-- QUOTED PASSAGE follows --

Data Sharing Statement
All data generated or analysed during this study are included in this article. Further enquiries can be directed to the corresponding author.
Ethics Statement
Informed consent was obtained from all individual participants included in the study. All of the experimental procedures were approved by the ethics committee of the Second Affiliated Hospital of Soochow University (JD-LK-2021-064-01).
Informed Consent
Written informed consent was obtained from all the patients or their guardians.
Author Contributions
All authors made a significant contribution to the work reported, whether that is in the conception, study design, execution, acquisition of data, analysis and interpretation, or in all these areas; took part in drafting, revising or critically reviewing the article; gave final approval of the version to be published; have agreed on the journal to which the article has been submitted; and agree to be accountable for all aspects of the work.
Funding
This work was supported by the High-level Innovative and Entrepreneurial Talents Introduction Program of Jiangsu Province (2020–30186, 2020–30191), Government Scholarship for Studying Abroad of Jiangsu Province (2024–087), Jiangsu Health International Exchange Program (2024–038), the Medical Research Project of Jiangsu Commission of Health (M2020027), Gusu Health Talents Program of Suzhou (2024–094, 2021–020 and GSWS2022034), National Tutorial System Project of Suzhou Health Young Backbone Talents (Qngg2022011), the Science and Technology Program of Suzhou (SYW2024103, SKJY2021092, SYS2020163, SYSD2019120), Discipline Construction Program of the Second Affiliated Hospital of Soochow University (XKTJ-TD202001), Key Research Program Cultivation Project of Children’s Hospital of Soochow University (2023ZDPY02).
Disclosure
The authors report no conflicts of interest in this work.

-- QUOTED PASSAGE concluded --
-- SOURCE DATA follows --

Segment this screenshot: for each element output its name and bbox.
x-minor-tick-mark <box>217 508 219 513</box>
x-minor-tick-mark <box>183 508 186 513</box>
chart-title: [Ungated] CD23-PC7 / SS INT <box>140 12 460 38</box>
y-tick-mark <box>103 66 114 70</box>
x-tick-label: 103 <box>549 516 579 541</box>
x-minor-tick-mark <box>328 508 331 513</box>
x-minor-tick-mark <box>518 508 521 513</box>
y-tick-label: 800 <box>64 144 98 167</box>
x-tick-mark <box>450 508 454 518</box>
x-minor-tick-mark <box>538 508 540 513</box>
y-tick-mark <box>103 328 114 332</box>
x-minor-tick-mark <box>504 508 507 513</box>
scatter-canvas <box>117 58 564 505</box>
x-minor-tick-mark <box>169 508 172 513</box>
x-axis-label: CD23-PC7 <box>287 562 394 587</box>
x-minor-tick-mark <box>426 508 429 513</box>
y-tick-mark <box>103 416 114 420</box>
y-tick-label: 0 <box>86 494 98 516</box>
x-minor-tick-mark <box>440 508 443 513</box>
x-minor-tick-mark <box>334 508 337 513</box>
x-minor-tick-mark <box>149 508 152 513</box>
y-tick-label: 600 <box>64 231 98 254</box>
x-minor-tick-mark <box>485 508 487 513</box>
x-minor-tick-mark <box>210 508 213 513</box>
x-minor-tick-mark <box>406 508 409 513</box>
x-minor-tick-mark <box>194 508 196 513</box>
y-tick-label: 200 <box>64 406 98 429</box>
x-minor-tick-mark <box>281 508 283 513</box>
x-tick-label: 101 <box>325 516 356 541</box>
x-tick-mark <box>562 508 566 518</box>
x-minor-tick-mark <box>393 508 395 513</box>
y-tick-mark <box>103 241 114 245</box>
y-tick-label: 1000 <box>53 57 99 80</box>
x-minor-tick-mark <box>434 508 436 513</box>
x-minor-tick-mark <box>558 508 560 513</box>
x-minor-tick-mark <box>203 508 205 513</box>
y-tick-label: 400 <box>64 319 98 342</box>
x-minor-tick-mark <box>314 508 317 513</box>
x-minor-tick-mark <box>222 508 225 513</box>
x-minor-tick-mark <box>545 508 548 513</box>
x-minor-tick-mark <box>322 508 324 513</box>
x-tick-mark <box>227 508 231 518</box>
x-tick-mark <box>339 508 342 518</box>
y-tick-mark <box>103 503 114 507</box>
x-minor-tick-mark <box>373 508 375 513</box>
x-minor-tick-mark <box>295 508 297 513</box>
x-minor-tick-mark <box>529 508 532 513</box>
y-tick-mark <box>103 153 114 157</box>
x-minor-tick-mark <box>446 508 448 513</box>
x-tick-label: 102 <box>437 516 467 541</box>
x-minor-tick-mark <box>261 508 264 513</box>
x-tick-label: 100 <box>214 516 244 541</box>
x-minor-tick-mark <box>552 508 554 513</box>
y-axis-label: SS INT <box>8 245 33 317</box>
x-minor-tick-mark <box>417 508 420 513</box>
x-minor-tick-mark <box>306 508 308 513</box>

-- SOURCE DATA concluded --

QUESTIONS ON THE MATERIAL:
1/ According to the article declarations, which ethics committee approved the experimental procedures?
2/ Return the part of the article declarations from "Data Sharing Statement" to "the corresponding author.", copied word for word.
Rely only on the article declarations, not on the records.

ANSWERS TO THE PROBLEMS:
1/ The ethics committee of the Second Affiliated Hospital of Soochow University.

2/
Data Sharing Statement
All data generated or analysed during this study are included in this article. Further enquiries can be directed to the corresponding author.